◆ ENTRIES SHOWN:
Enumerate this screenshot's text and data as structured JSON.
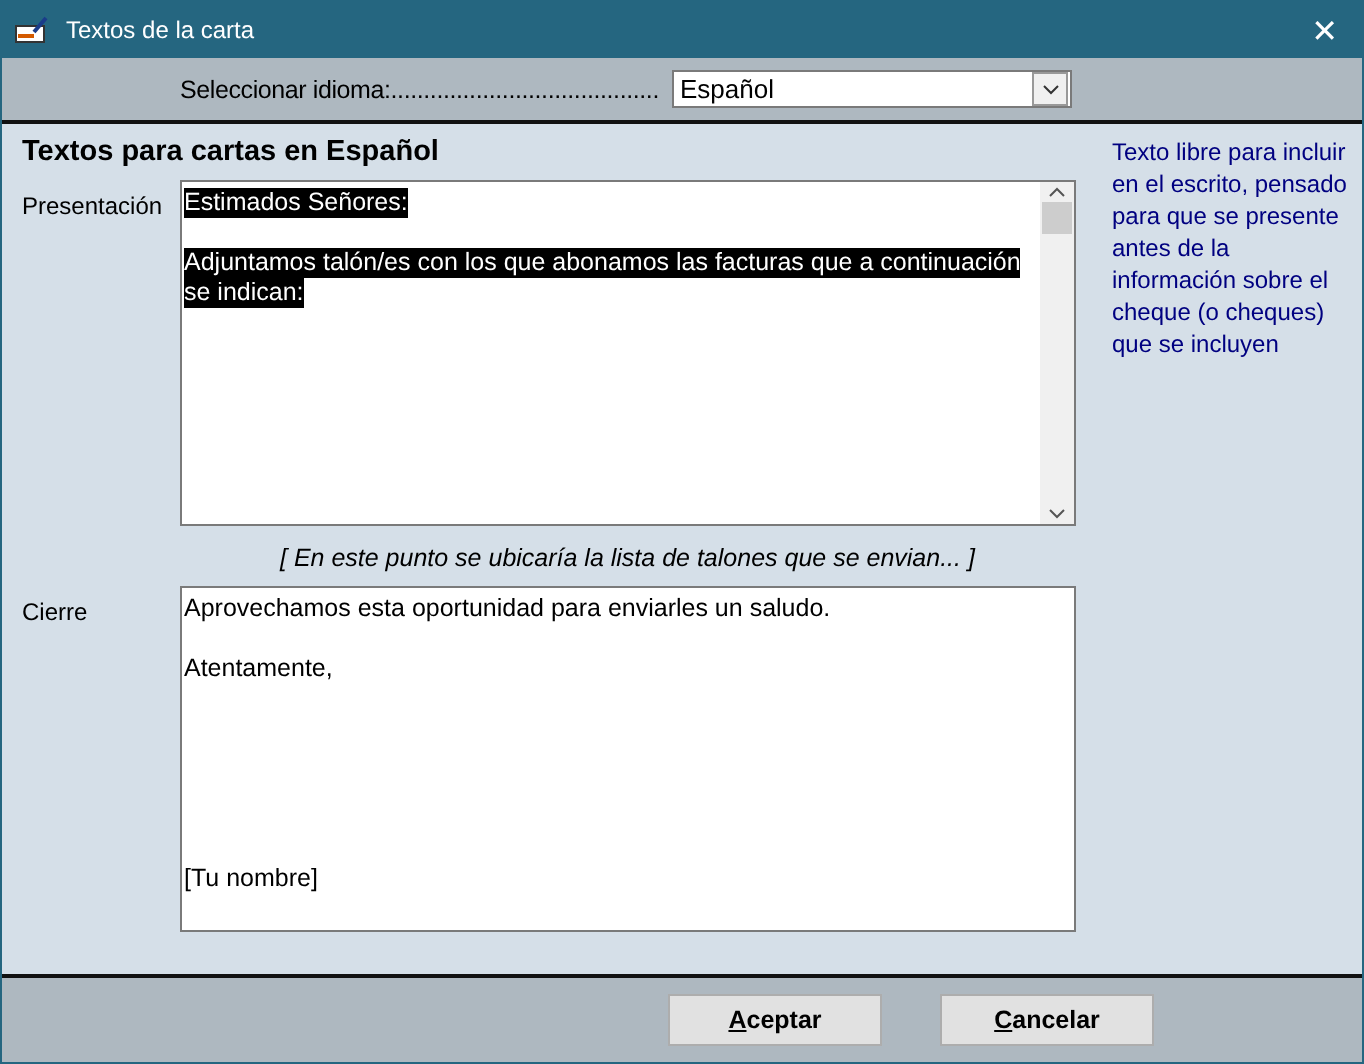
{
  "window": {
    "title": "Textos de la carta",
    "close": "✕"
  },
  "language": {
    "label": "Seleccionar idioma:.........................................",
    "value": "Español"
  },
  "heading": "Textos para cartas en Español",
  "help": "Texto libre para incluir en el escrito, pensado para que se presente antes de la información sobre el cheque (o cheques) que se incluyen",
  "presentation": {
    "label": "Presentación",
    "paragraphs": [
      {
        "kind": "body",
        "selected": true,
        "lines": [
          "Estimados Señores:"
        ]
      },
      {
        "kind": "body",
        "selected": true,
        "lines": [
          "Adjuntamos talón/es con los que abonamos las facturas que a continuación",
          "se indican:"
        ]
      }
    ]
  },
  "placeholder_note": "[ En este punto se ubicaría la lista de talones que se envian... ]",
  "closing": {
    "label": "Cierre",
    "paragraphs": [
      {
        "kind": "body",
        "selected": false,
        "lines": [
          "Aprovechamos esta oportunidad para enviarles un saludo."
        ]
      },
      {
        "kind": "body",
        "selected": false,
        "lines": [
          "Atentamente,"
        ]
      },
      {
        "kind": "signature",
        "selected": false,
        "lines": [
          "[Tu nombre]"
        ]
      }
    ]
  },
  "buttons": [
    {
      "label": "Aceptar",
      "mnemonic": true
    },
    {
      "label": "Cancelar",
      "mnemonic": true
    }
  ]
}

◆ WRITTEN EXERCISE:
Quote the material in full and exactly; do not carry over its pictures.

◆ PROBLEM SOLUTION:
Enumerate this screenshot's text and data as structured JSON.
{
  "window": {
    "title": "Textos de la carta",
    "close": "✕"
  },
  "language": {
    "label": "Seleccionar idioma:.........................................",
    "value": "Español"
  },
  "heading": "Textos para cartas en Español",
  "help": "Texto libre para incluir en el escrito, pensado para que se presente antes de la información sobre el cheque (o cheques) que se incluyen",
  "presentation": {
    "label": "Presentación",
    "paragraphs": [
      {
        "kind": "body",
        "selected": true,
        "lines": [
          "Estimados Señores:"
        ]
      },
      {
        "kind": "body",
        "selected": true,
        "lines": [
          "Adjuntamos talón/es con los que abonamos las facturas que a continuación",
          "se indican:"
        ]
      }
    ]
  },
  "placeholder_note": "[ En este punto se ubicaría la lista de talones que se envian... ]",
  "closing": {
    "label": "Cierre",
    "paragraphs": [
      {
        "kind": "body",
        "selected": false,
        "lines": [
          "Aprovechamos esta oportunidad para enviarles un saludo."
        ]
      },
      {
        "kind": "body",
        "selected": false,
        "lines": [
          "Atentamente,"
        ]
      },
      {
        "kind": "signature",
        "selected": false,
        "lines": [
          "[Tu nombre]"
        ]
      }
    ]
  },
  "buttons": [
    {
      "label": "Aceptar",
      "mnemonic": true
    },
    {
      "label": "Cancelar",
      "mnemonic": true
    }
  ]
}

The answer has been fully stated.